Given exercise ▸ Print the listing in its entirety and exactly, leaving out images.

Records from a dataset:
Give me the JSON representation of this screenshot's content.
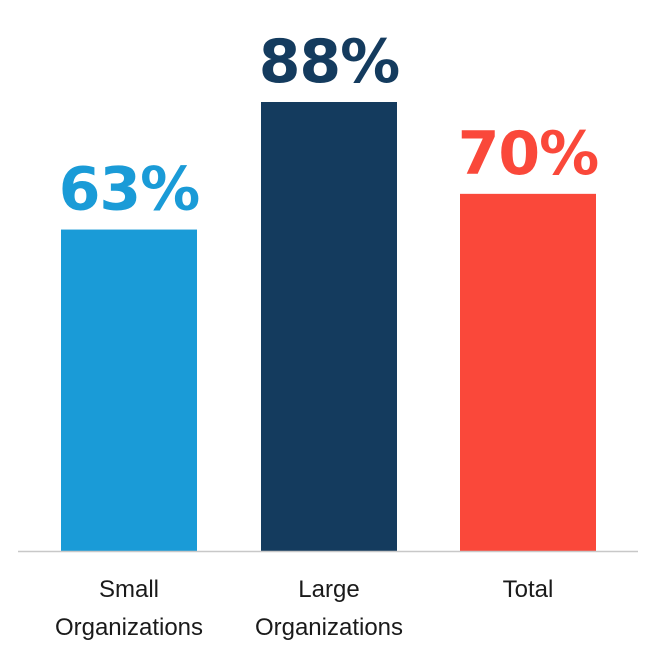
{
  "chart_data": {
    "type": "bar",
    "categories": [
      [
        "Small",
        "Organizations"
      ],
      [
        "Large",
        "Organizations"
      ],
      [
        "Total"
      ]
    ],
    "values": [
      63,
      88,
      70
    ],
    "value_labels": [
      "63%",
      "88%",
      "70%"
    ],
    "unit": "%",
    "ylim": [
      0,
      100
    ],
    "grid": false,
    "legend": "none",
    "colors": [
      "#1a9bd7",
      "#143b5e",
      "#fa483a"
    ],
    "axis_color": "#c8c8c8"
  }
}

Finished answer ▸
Give me the JSON representation of this screenshot's content.
{
  "chart_data": {
    "type": "bar",
    "categories": [
      [
        "Small",
        "Organizations"
      ],
      [
        "Large",
        "Organizations"
      ],
      [
        "Total"
      ]
    ],
    "values": [
      63,
      88,
      70
    ],
    "value_labels": [
      "63%",
      "88%",
      "70%"
    ],
    "unit": "%",
    "ylim": [
      0,
      100
    ],
    "grid": false,
    "legend": "none",
    "colors": [
      "#1a9bd7",
      "#143b5e",
      "#fa483a"
    ],
    "axis_color": "#c8c8c8"
  }
}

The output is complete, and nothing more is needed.